• DESCRIPTION OF THE TASK:
Read the data and repeat it in full, exactly.

※ ※ ※

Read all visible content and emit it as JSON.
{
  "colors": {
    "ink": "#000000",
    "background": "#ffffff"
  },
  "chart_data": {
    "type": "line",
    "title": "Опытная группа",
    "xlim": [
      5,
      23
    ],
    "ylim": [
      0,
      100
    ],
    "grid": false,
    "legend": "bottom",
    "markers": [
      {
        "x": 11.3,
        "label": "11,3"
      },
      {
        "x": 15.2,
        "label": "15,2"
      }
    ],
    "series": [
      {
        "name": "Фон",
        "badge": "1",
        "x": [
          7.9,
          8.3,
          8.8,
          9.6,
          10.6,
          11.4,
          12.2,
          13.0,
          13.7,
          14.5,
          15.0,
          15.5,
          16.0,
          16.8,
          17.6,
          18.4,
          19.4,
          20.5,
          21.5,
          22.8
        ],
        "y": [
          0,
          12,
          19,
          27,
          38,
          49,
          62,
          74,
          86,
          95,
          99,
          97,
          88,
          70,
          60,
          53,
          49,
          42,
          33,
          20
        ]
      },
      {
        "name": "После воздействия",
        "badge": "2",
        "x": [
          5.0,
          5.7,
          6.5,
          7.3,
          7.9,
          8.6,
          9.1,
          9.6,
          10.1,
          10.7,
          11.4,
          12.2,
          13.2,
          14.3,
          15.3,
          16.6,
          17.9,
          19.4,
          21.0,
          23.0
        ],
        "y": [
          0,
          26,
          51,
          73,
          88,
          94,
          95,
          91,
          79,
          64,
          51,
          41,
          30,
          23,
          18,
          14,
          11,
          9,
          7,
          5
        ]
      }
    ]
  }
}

※ ※ ※

• WRITTEN RESPONSE:
Read all visible content and emit it as JSON.
{
  "colors": {
    "ink": "#000000",
    "background": "#ffffff"
  },
  "chart_data": {
    "type": "line",
    "title": "Опытная группа",
    "xlim": [
      5,
      23
    ],
    "ylim": [
      0,
      100
    ],
    "grid": false,
    "legend": "bottom",
    "markers": [
      {
        "x": 11.3,
        "label": "11,3"
      },
      {
        "x": 15.2,
        "label": "15,2"
      }
    ],
    "series": [
      {
        "name": "Фон",
        "badge": "1",
        "x": [
          7.9,
          8.3,
          8.8,
          9.6,
          10.6,
          11.4,
          12.2,
          13.0,
          13.7,
          14.5,
          15.0,
          15.5,
          16.0,
          16.8,
          17.6,
          18.4,
          19.4,
          20.5,
          21.5,
          22.8
        ],
        "y": [
          0,
          12,
          19,
          27,
          38,
          49,
          62,
          74,
          86,
          95,
          99,
          97,
          88,
          70,
          60,
          53,
          49,
          42,
          33,
          20
        ]
      },
      {
        "name": "После воздействия",
        "badge": "2",
        "x": [
          5.0,
          5.7,
          6.5,
          7.3,
          7.9,
          8.6,
          9.1,
          9.6,
          10.1,
          10.7,
          11.4,
          12.2,
          13.2,
          14.3,
          15.3,
          16.6,
          17.9,
          19.4,
          21.0,
          23.0
        ],
        "y": [
          0,
          26,
          51,
          73,
          88,
          94,
          95,
          91,
          79,
          64,
          51,
          41,
          30,
          23,
          18,
          14,
          11,
          9,
          7,
          5
        ]
      }
    ]
  }
}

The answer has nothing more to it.